Required work: The records that follow are to be repeated without alteration.

Record extracts:

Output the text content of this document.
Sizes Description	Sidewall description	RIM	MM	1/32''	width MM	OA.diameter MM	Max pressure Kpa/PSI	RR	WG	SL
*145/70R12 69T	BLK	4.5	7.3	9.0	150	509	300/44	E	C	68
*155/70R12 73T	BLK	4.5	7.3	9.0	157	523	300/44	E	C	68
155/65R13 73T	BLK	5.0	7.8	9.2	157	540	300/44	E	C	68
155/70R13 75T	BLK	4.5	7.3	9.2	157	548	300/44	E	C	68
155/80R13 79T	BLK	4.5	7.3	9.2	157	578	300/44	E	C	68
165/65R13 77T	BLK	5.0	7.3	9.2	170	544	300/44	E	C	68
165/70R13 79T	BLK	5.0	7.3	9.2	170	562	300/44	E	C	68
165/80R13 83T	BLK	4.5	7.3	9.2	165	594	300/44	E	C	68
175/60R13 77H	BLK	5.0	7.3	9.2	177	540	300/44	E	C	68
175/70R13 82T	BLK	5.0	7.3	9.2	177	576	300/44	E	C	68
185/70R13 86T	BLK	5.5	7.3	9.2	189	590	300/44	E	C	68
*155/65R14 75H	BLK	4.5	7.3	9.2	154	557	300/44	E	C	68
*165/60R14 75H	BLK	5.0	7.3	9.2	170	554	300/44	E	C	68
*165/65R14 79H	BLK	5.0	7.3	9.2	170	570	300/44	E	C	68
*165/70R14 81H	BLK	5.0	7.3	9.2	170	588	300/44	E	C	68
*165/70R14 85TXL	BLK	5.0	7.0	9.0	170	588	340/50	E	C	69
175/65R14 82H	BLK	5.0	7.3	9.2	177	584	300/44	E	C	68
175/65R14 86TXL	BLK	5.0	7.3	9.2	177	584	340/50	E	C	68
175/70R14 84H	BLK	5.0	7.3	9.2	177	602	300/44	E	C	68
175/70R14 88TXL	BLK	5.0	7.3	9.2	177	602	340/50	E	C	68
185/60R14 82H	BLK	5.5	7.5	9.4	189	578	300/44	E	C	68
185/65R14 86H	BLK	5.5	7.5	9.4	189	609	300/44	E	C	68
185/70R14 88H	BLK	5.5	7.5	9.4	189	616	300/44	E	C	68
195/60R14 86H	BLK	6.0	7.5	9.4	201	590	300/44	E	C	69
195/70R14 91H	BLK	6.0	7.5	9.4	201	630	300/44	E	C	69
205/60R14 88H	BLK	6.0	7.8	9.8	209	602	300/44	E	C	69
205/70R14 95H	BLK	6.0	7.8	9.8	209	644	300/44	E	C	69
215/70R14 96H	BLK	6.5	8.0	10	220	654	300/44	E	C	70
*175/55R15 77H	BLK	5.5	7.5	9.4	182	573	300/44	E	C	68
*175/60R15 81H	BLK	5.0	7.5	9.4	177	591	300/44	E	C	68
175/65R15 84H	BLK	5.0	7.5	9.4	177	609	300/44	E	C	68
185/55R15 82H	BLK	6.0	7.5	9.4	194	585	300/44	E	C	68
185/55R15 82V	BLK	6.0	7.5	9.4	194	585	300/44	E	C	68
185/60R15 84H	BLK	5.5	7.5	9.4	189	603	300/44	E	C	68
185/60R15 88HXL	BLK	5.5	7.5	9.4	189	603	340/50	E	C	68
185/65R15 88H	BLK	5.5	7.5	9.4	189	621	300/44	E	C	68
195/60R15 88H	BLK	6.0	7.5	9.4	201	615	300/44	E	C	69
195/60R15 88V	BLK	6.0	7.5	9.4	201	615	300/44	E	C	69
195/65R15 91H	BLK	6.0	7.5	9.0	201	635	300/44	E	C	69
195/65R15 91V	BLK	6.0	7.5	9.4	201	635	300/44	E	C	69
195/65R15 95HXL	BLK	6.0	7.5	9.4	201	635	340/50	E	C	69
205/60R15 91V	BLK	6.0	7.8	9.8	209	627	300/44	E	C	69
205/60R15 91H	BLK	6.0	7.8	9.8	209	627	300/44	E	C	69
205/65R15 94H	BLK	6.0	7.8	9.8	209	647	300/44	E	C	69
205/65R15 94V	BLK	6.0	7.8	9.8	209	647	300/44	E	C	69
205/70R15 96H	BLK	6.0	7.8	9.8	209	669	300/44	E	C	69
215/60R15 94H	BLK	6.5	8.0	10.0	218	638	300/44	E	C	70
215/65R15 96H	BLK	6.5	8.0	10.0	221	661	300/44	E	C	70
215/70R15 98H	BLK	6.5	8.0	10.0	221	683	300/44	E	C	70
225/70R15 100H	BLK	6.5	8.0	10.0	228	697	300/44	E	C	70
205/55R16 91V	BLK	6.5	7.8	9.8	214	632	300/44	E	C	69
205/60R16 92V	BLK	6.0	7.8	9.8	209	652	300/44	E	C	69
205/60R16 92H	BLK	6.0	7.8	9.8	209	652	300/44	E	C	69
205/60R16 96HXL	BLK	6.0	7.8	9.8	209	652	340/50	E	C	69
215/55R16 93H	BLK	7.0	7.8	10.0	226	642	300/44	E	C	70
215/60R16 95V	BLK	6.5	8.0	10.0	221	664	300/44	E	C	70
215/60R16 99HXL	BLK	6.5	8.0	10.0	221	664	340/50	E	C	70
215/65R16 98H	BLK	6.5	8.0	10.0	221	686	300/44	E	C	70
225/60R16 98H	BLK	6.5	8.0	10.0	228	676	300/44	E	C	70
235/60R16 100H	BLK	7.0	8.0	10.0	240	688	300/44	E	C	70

The response:
Output the text content of this document.
Sizes Description	Sidewall description	RIM	MM	1/32''	width MM	OA.diameter MM	Max pressure Kpa/PSI	RR	WG	SL
*145/70R12 69T	BLK	4.5	7.3	9.0	150	509	300/44	E	C	68
*155/70R12 73T	BLK	4.5	7.3	9.0	157	523	300/44	E	C	68
155/65R13 73T	BLK	5.0	7.8	9.2	157	540	300/44	E	C	68
155/70R13 75T	BLK	4.5	7.3	9.2	157	548	300/44	E	C	68
155/80R13 79T	BLK	4.5	7.3	9.2	157	578	300/44	E	C	68
165/65R13 77T	BLK	5.0	7.3	9.2	170	544	300/44	E	C	68
165/70R13 79T	BLK	5.0	7.3	9.2	170	562	300/44	E	C	68
165/80R13 83T	BLK	4.5	7.3	9.2	165	594	300/44	E	C	68
175/60R13 77H	BLK	5.0	7.3	9.2	177	540	300/44	E	C	68
175/70R13 82T	BLK	5.0	7.3	9.2	177	576	300/44	E	C	68
185/70R13 86T	BLK	5.5	7.3	9.2	189	590	300/44	E	C	68
*155/65R14 75H	BLK	4.5	7.3	9.2	154	557	300/44	E	C	68
*165/60R14 75H	BLK	5.0	7.3	9.2	170	554	300/44	E	C	68
*165/65R14 79H	BLK	5.0	7.3	9.2	170	570	300/44	E	C	68
*165/70R14 81H	BLK	5.0	7.3	9.2	170	588	300/44	E	C	68
*165/70R14 85TXL	BLK	5.0	7.0	9.0	170	588	340/50	E	C	69
175/65R14 82H	BLK	5.0	7.3	9.2	177	584	300/44	E	C	68
175/65R14 86TXL	BLK	5.0	7.3	9.2	177	584	340/50	E	C	68
175/70R14 84H	BLK	5.0	7.3	9.2	177	602	300/44	E	C	68
175/70R14 88TXL	BLK	5.0	7.3	9.2	177	602	340/50	E	C	68
185/60R14 82H	BLK	5.5	7.5	9.4	189	578	300/44	E	C	68
185/65R14 86H	BLK	5.5	7.5	9.4	189	609	300/44	E	C	68
185/70R14 88H	BLK	5.5	7.5	9.4	189	616	300/44	E	C	68
195/60R14 86H	BLK	6.0	7.5	9.4	201	590	300/44	E	C	69
195/70R14 91H	BLK	6.0	7.5	9.4	201	630	300/44	E	C	69
205/60R14 88H	BLK	6.0	7.8	9.8	209	602	300/44	E	C	69
205/70R14 95H	BLK	6.0	7.8	9.8	209	644	300/44	E	C	69
215/70R14 96H	BLK	6.5	8.0	10	220	654	300/44	E	C	70
*175/55R15 77H	BLK	5.5	7.5	9.4	182	573	300/44	E	C	68
*175/60R15 81H	BLK	5.0	7.5	9.4	177	591	300/44	E	C	68
175/65R15 84H	BLK	5.0	7.5	9.4	177	609	300/44	E	C	68
185/55R15 82H	BLK	6.0	7.5	9.4	194	585	300/44	E	C	68
185/55R15 82V	BLK	6.0	7.5	9.4	194	585	300/44	E	C	68
185/60R15 84H	BLK	5.5	7.5	9.4	189	603	300/44	E	C	68
185/60R15 88HXL	BLK	5.5	7.5	9.4	189	603	340/50	E	C	68
185/65R15 88H	BLK	5.5	7.5	9.4	189	621	300/44	E	C	68
195/60R15 88H	BLK	6.0	7.5	9.4	201	615	300/44	E	C	69
195/60R15 88V	BLK	6.0	7.5	9.4	201	615	300/44	E	C	69
195/65R15 91H	BLK	6.0	7.5	9.0	201	635	300/44	E	C	69
195/65R15 91V	BLK	6.0	7.5	9.4	201	635	300/44	E	C	69
195/65R15 95HXL	BLK	6.0	7.5	9.4	201	635	340/50	E	C	69
205/60R15 91V	BLK	6.0	7.8	9.8	209	627	300/44	E	C	69
205/60R15 91H	BLK	6.0	7.8	9.8	209	627	300/44	E	C	69
205/65R15 94H	BLK	6.0	7.8	9.8	209	647	300/44	E	C	69
205/65R15 94V	BLK	6.0	7.8	9.8	209	647	300/44	E	C	69
205/70R15 96H	BLK	6.0	7.8	9.8	209	669	300/44	E	C	69
215/60R15 94H	BLK	6.5	8.0	10.0	218	638	300/44	E	C	70
215/65R15 96H	BLK	6.5	8.0	10.0	221	661	300/44	E	C	70
215/70R15 98H	BLK	6.5	8.0	10.0	221	683	300/44	E	C	70
225/70R15 100H	BLK	6.5	8.0	10.0	228	697	300/44	E	C	70
205/55R16 91V	BLK	6.5	7.8	9.8	214	632	300/44	E	C	69
205/60R16 92V	BLK	6.0	7.8	9.8	209	652	300/44	E	C	69
205/60R16 92H	BLK	6.0	7.8	9.8	209	652	300/44	E	C	69
205/60R16 96HXL	BLK	6.0	7.8	9.8	209	652	340/50	E	C	69
215/55R16 93H	BLK	7.0	7.8	10.0	226	642	300/44	E	C	70
215/60R16 95V	BLK	6.5	8.0	10.0	221	664	300/44	E	C	70
215/60R16 99HXL	BLK	6.5	8.0	10.0	221	664	340/50	E	C	70
215/65R16 98H	BLK	6.5	8.0	10.0	221	686	300/44	E	C	70
225/60R16 98H	BLK	6.5	8.0	10.0	228	676	300/44	E	C	70
235/60R16 100H	BLK	7.0	8.0	10.0	240	688	300/44	E	C	70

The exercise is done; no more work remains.